— Task to complete —
The records that follow are to be repeated without alteration.

______________________________

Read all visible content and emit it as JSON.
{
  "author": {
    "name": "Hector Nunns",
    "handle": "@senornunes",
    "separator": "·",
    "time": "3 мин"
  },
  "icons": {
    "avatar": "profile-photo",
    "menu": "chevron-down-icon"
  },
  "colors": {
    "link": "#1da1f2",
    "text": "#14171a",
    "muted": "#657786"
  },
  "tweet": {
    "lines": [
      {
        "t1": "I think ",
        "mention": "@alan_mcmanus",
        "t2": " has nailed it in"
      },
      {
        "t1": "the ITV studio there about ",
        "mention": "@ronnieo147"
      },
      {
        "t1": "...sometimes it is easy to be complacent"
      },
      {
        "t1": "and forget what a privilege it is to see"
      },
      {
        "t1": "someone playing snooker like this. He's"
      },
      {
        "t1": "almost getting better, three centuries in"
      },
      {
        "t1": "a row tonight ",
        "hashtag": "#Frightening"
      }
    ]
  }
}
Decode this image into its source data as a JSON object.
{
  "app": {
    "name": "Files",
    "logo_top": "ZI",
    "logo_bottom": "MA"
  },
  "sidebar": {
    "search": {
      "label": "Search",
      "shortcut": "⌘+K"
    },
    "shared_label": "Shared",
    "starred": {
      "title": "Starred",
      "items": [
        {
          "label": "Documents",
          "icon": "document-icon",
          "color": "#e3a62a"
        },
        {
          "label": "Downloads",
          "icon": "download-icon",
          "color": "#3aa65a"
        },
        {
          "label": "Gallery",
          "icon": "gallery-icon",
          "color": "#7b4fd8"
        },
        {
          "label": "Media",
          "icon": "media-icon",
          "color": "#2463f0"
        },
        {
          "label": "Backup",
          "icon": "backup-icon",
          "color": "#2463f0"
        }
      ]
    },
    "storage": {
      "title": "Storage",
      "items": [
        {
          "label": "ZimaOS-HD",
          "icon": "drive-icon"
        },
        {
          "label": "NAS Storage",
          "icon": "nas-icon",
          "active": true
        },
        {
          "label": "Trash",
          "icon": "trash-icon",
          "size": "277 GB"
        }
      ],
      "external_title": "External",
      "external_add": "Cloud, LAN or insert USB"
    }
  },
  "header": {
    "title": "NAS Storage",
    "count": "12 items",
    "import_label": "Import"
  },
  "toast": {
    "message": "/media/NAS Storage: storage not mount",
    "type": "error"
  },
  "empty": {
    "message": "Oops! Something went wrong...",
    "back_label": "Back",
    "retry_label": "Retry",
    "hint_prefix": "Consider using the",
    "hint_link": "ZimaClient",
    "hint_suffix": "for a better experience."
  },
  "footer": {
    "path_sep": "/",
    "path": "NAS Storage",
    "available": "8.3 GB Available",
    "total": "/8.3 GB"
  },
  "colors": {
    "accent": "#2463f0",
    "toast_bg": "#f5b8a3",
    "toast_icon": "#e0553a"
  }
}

______________________________

— Task answer —
Read all visible content and emit it as JSON.
{
  "author": {
    "name": "Hector Nunns",
    "handle": "@senornunes",
    "separator": "·",
    "time": "3 мин"
  },
  "icons": {
    "avatar": "profile-photo",
    "menu": "chevron-down-icon"
  },
  "colors": {
    "link": "#1da1f2",
    "text": "#14171a",
    "muted": "#657786"
  },
  "tweet": {
    "lines": [
      {
        "t1": "I think ",
        "mention": "@alan_mcmanus",
        "t2": " has nailed it in"
      },
      {
        "t1": "the ITV studio there about ",
        "mention": "@ronnieo147"
      },
      {
        "t1": "...sometimes it is easy to be complacent"
      },
      {
        "t1": "and forget what a privilege it is to see"
      },
      {
        "t1": "someone playing snooker like this. He's"
      },
      {
        "t1": "almost getting better, three centuries in"
      },
      {
        "t1": "a row tonight ",
        "hashtag": "#Frightening"
      }
    ]
  }
}
Decode this image into its source data as a JSON object.
{
  "app": {
    "name": "Files",
    "logo_top": "ZI",
    "logo_bottom": "MA"
  },
  "sidebar": {
    "search": {
      "label": "Search",
      "shortcut": "⌘+K"
    },
    "shared_label": "Shared",
    "starred": {
      "title": "Starred",
      "items": [
        {
          "label": "Documents",
          "icon": "document-icon",
          "color": "#e3a62a"
        },
        {
          "label": "Downloads",
          "icon": "download-icon",
          "color": "#3aa65a"
        },
        {
          "label": "Gallery",
          "icon": "gallery-icon",
          "color": "#7b4fd8"
        },
        {
          "label": "Media",
          "icon": "media-icon",
          "color": "#2463f0"
        },
        {
          "label": "Backup",
          "icon": "backup-icon",
          "color": "#2463f0"
        }
      ]
    },
    "storage": {
      "title": "Storage",
      "items": [
        {
          "label": "ZimaOS-HD",
          "icon": "drive-icon"
        },
        {
          "label": "NAS Storage",
          "icon": "nas-icon",
          "active": true
        },
        {
          "label": "Trash",
          "icon": "trash-icon",
          "size": "277 GB"
        }
      ],
      "external_title": "External",
      "external_add": "Cloud, LAN or insert USB"
    }
  },
  "header": {
    "title": "NAS Storage",
    "count": "12 items",
    "import_label": "Import"
  },
  "toast": {
    "message": "/media/NAS Storage: storage not mount",
    "type": "error"
  },
  "empty": {
    "message": "Oops! Something went wrong...",
    "back_label": "Back",
    "retry_label": "Retry",
    "hint_prefix": "Consider using the",
    "hint_link": "ZimaClient",
    "hint_suffix": "for a better experience."
  },
  "footer": {
    "path_sep": "/",
    "path": "NAS Storage",
    "available": "8.3 GB Available",
    "total": "/8.3 GB"
  },
  "colors": {
    "accent": "#2463f0",
    "toast_bg": "#f5b8a3",
    "toast_icon": "#e0553a"
  }
}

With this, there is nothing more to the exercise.